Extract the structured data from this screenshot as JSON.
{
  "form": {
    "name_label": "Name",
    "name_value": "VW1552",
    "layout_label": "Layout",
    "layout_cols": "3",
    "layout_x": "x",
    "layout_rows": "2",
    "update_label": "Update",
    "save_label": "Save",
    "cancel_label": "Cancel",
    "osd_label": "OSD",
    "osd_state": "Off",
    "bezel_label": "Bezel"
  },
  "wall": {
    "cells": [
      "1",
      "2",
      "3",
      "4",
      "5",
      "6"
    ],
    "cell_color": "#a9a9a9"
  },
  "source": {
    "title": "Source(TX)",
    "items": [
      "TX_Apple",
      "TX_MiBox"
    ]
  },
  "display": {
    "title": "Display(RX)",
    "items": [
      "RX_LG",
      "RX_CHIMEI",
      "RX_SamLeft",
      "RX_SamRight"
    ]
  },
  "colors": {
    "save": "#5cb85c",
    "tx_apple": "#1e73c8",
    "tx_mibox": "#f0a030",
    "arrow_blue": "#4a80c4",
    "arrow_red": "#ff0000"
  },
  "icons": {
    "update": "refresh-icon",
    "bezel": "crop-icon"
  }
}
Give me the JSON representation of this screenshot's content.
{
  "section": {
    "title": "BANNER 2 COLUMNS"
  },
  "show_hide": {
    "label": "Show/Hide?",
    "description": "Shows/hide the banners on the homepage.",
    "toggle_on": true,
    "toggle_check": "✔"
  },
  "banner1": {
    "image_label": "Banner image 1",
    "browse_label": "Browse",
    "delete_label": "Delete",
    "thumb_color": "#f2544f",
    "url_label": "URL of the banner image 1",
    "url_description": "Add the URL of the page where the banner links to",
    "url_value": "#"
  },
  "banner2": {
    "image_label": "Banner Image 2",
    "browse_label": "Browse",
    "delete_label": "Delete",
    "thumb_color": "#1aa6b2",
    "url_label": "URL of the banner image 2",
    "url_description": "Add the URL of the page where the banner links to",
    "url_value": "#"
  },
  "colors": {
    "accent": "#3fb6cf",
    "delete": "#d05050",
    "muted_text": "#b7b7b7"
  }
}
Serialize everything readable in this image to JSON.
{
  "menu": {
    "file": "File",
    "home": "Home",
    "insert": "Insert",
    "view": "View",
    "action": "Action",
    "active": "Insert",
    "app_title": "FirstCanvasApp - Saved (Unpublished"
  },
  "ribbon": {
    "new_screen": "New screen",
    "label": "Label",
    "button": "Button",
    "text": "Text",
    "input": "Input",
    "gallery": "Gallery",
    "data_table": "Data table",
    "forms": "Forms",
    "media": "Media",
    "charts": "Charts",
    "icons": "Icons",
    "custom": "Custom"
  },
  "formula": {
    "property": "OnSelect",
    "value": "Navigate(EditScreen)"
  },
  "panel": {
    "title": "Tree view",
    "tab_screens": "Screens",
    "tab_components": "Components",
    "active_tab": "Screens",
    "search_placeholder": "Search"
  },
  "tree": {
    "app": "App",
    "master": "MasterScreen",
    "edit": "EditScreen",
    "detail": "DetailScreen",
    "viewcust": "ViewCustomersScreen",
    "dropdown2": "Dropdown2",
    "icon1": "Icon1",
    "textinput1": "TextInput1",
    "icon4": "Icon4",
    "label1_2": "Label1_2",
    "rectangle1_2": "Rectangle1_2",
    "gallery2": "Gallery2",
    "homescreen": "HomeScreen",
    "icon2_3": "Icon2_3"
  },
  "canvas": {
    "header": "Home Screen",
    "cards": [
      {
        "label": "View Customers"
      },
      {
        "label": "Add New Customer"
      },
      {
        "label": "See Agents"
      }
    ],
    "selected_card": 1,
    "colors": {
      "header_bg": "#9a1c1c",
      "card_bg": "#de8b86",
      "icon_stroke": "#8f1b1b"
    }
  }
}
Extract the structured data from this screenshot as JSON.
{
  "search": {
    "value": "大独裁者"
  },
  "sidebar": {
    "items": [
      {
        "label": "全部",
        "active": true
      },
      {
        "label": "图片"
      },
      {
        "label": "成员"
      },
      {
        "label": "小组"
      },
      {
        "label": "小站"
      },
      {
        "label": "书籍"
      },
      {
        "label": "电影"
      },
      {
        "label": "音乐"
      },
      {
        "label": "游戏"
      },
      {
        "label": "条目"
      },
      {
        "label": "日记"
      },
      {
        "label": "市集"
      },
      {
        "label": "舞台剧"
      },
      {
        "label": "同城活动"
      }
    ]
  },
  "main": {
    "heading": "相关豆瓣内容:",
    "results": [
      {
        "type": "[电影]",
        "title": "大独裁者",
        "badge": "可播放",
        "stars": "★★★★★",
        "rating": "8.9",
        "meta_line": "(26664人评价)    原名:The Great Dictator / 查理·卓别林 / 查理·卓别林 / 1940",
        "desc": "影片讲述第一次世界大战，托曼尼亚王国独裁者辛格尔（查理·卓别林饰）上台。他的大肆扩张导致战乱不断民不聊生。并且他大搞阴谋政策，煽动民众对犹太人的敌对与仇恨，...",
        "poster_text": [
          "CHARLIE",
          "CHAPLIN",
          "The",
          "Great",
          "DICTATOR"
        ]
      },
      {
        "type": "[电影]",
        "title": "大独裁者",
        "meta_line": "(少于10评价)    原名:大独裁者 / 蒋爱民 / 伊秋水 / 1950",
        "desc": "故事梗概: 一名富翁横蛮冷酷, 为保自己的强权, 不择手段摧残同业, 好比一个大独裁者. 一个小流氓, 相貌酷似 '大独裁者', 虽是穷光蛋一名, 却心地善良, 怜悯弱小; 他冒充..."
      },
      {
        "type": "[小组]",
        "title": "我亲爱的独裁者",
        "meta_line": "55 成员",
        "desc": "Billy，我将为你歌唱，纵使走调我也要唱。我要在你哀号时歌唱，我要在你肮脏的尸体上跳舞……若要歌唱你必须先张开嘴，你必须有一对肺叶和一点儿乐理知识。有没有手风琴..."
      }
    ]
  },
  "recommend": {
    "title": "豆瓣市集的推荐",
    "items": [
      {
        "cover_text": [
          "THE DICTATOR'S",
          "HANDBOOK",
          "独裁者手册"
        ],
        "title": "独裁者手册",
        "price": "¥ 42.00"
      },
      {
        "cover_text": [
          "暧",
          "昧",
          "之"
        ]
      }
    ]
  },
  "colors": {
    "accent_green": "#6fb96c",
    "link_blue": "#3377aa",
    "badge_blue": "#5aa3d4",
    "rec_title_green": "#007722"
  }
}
* * * * *
== AIM OF THE TASK ==
Every record should be given again exactly.

== THE RESULT ==
Extract the structured data from this screenshot as JSON.
{
  "form": {
    "name_label": "Name",
    "name_value": "VW1552",
    "layout_label": "Layout",
    "layout_cols": "3",
    "layout_x": "x",
    "layout_rows": "2",
    "update_label": "Update",
    "save_label": "Save",
    "cancel_label": "Cancel",
    "osd_label": "OSD",
    "osd_state": "Off",
    "bezel_label": "Bezel"
  },
  "wall": {
    "cells": [
      "1",
      "2",
      "3",
      "4",
      "5",
      "6"
    ],
    "cell_color": "#a9a9a9"
  },
  "source": {
    "title": "Source(TX)",
    "items": [
      "TX_Apple",
      "TX_MiBox"
    ]
  },
  "display": {
    "title": "Display(RX)",
    "items": [
      "RX_LG",
      "RX_CHIMEI",
      "RX_SamLeft",
      "RX_SamRight"
    ]
  },
  "colors": {
    "save": "#5cb85c",
    "tx_apple": "#1e73c8",
    "tx_mibox": "#f0a030",
    "arrow_blue": "#4a80c4",
    "arrow_red": "#ff0000"
  },
  "icons": {
    "update": "refresh-icon",
    "bezel": "crop-icon"
  }
}
Give me the JSON representation of this screenshot's content.
{
  "section": {
    "title": "BANNER 2 COLUMNS"
  },
  "show_hide": {
    "label": "Show/Hide?",
    "description": "Shows/hide the banners on the homepage.",
    "toggle_on": true,
    "toggle_check": "✔"
  },
  "banner1": {
    "image_label": "Banner image 1",
    "browse_label": "Browse",
    "delete_label": "Delete",
    "thumb_color": "#f2544f",
    "url_label": "URL of the banner image 1",
    "url_description": "Add the URL of the page where the banner links to",
    "url_value": "#"
  },
  "banner2": {
    "image_label": "Banner Image 2",
    "browse_label": "Browse",
    "delete_label": "Delete",
    "thumb_color": "#1aa6b2",
    "url_label": "URL of the banner image 2",
    "url_description": "Add the URL of the page where the banner links to",
    "url_value": "#"
  },
  "colors": {
    "accent": "#3fb6cf",
    "delete": "#d05050",
    "muted_text": "#b7b7b7"
  }
}
Serialize everything readable in this image to JSON.
{
  "menu": {
    "file": "File",
    "home": "Home",
    "insert": "Insert",
    "view": "View",
    "action": "Action",
    "active": "Insert",
    "app_title": "FirstCanvasApp - Saved (Unpublished"
  },
  "ribbon": {
    "new_screen": "New screen",
    "label": "Label",
    "button": "Button",
    "text": "Text",
    "input": "Input",
    "gallery": "Gallery",
    "data_table": "Data table",
    "forms": "Forms",
    "media": "Media",
    "charts": "Charts",
    "icons": "Icons",
    "custom": "Custom"
  },
  "formula": {
    "property": "OnSelect",
    "value": "Navigate(EditScreen)"
  },
  "panel": {
    "title": "Tree view",
    "tab_screens": "Screens",
    "tab_components": "Components",
    "active_tab": "Screens",
    "search_placeholder": "Search"
  },
  "tree": {
    "app": "App",
    "master": "MasterScreen",
    "edit": "EditScreen",
    "detail": "DetailScreen",
    "viewcust": "ViewCustomersScreen",
    "dropdown2": "Dropdown2",
    "icon1": "Icon1",
    "textinput1": "TextInput1",
    "icon4": "Icon4",
    "label1_2": "Label1_2",
    "rectangle1_2": "Rectangle1_2",
    "gallery2": "Gallery2",
    "homescreen": "HomeScreen",
    "icon2_3": "Icon2_3"
  },
  "canvas": {
    "header": "Home Screen",
    "cards": [
      {
        "label": "View Customers"
      },
      {
        "label": "Add New Customer"
      },
      {
        "label": "See Agents"
      }
    ],
    "selected_card": 1,
    "colors": {
      "header_bg": "#9a1c1c",
      "card_bg": "#de8b86",
      "icon_stroke": "#8f1b1b"
    }
  }
}
Extract the structured data from this screenshot as JSON.
{
  "search": {
    "value": "大独裁者"
  },
  "sidebar": {
    "items": [
      {
        "label": "全部",
        "active": true
      },
      {
        "label": "图片"
      },
      {
        "label": "成员"
      },
      {
        "label": "小组"
      },
      {
        "label": "小站"
      },
      {
        "label": "书籍"
      },
      {
        "label": "电影"
      },
      {
        "label": "音乐"
      },
      {
        "label": "游戏"
      },
      {
        "label": "条目"
      },
      {
        "label": "日记"
      },
      {
        "label": "市集"
      },
      {
        "label": "舞台剧"
      },
      {
        "label": "同城活动"
      }
    ]
  },
  "main": {
    "heading": "相关豆瓣内容:",
    "results": [
      {
        "type": "[电影]",
        "title": "大独裁者",
        "badge": "可播放",
        "stars": "★★★★★",
        "rating": "8.9",
        "meta_line": "(26664人评价)    原名:The Great Dictator / 查理·卓别林 / 查理·卓别林 / 1940",
        "desc": "影片讲述第一次世界大战，托曼尼亚王国独裁者辛格尔（查理·卓别林饰）上台。他的大肆扩张导致战乱不断民不聊生。并且他大搞阴谋政策，煽动民众对犹太人的敌对与仇恨，...",
        "poster_text": [
          "CHARLIE",
          "CHAPLIN",
          "The",
          "Great",
          "DICTATOR"
        ]
      },
      {
        "type": "[电影]",
        "title": "大独裁者",
        "meta_line": "(少于10评价)    原名:大独裁者 / 蒋爱民 / 伊秋水 / 1950",
        "desc": "故事梗概: 一名富翁横蛮冷酷, 为保自己的强权, 不择手段摧残同业, 好比一个大独裁者. 一个小流氓, 相貌酷似 '大独裁者', 虽是穷光蛋一名, 却心地善良, 怜悯弱小; 他冒充..."
      },
      {
        "type": "[小组]",
        "title": "我亲爱的独裁者",
        "meta_line": "55 成员",
        "desc": "Billy，我将为你歌唱，纵使走调我也要唱。我要在你哀号时歌唱，我要在你肮脏的尸体上跳舞……若要歌唱你必须先张开嘴，你必须有一对肺叶和一点儿乐理知识。有没有手风琴..."
      }
    ]
  },
  "recommend": {
    "title": "豆瓣市集的推荐",
    "items": [
      {
        "cover_text": [
          "THE DICTATOR'S",
          "HANDBOOK",
          "独裁者手册"
        ],
        "title": "独裁者手册",
        "price": "¥ 42.00"
      },
      {
        "cover_text": [
          "暧",
          "昧",
          "之"
        ]
      }
    ]
  },
  "colors": {
    "accent_green": "#6fb96c",
    "link_blue": "#3377aa",
    "badge_blue": "#5aa3d4",
    "rec_title_green": "#007722"
  }
}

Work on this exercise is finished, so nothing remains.